» **Directions for this task**
Pictures stay out of your copy, but everything else in the records below must be repeated exactly.

» **Extracted material**
● ● ● ● ●
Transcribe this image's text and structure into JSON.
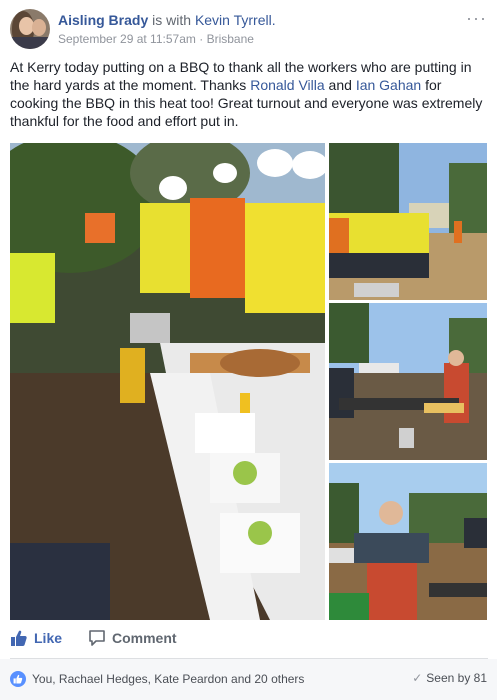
{
  "header": {
    "author": "Aisling Brady",
    "with_text": "is with",
    "tagged": "Kevin Tyrrell.",
    "date": "September 29 at 11:57am",
    "separator": "·",
    "location": "Brisbane",
    "more_glyph": "···"
  },
  "post": {
    "text_1": "At Kerry today putting on a BBQ to thank all the workers who are putting in the hard yards at the moment. Thanks ",
    "mention_1": "Ronald Villa",
    "text_2": " and ",
    "mention_2": "Ian Gahan",
    "text_3": " for cooking the BBQ in this heat too! Great turnout and everyone was extremely thankful for the food and effort put in."
  },
  "actions": {
    "like_label": "Like",
    "comment_label": "Comment"
  },
  "footer": {
    "reactions_text": "You, Rachael Hedges, Kate Peardon and 20 others",
    "seen_text": "Seen by 81"
  },
  "colors": {
    "link": "#365899",
    "like_blue": "#4267b2",
    "meta_gray": "#90949c",
    "footer_bg": "#f6f7f9"
  },
  "icons": {
    "like": "thumbs-up-icon",
    "comment": "speech-bubble-icon",
    "seen": "checkmark-icon",
    "more": "ellipsis-icon"
  }
}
● ● ● ● ●
» **Output of the exercise**
Transcribe this image's text and structure into JSON.
{
  "header": {
    "author": "Aisling Brady",
    "with_text": "is with",
    "tagged": "Kevin Tyrrell.",
    "date": "September 29 at 11:57am",
    "separator": "·",
    "location": "Brisbane",
    "more_glyph": "···"
  },
  "post": {
    "text_1": "At Kerry today putting on a BBQ to thank all the workers who are putting in the hard yards at the moment. Thanks ",
    "mention_1": "Ronald Villa",
    "text_2": " and ",
    "mention_2": "Ian Gahan",
    "text_3": " for cooking the BBQ in this heat too! Great turnout and everyone was extremely thankful for the food and effort put in."
  },
  "actions": {
    "like_label": "Like",
    "comment_label": "Comment"
  },
  "footer": {
    "reactions_text": "You, Rachael Hedges, Kate Peardon and 20 others",
    "seen_text": "Seen by 81"
  },
  "colors": {
    "link": "#365899",
    "like_blue": "#4267b2",
    "meta_gray": "#90949c",
    "footer_bg": "#f6f7f9"
  },
  "icons": {
    "like": "thumbs-up-icon",
    "comment": "speech-bubble-icon",
    "seen": "checkmark-icon",
    "more": "ellipsis-icon"
  }
}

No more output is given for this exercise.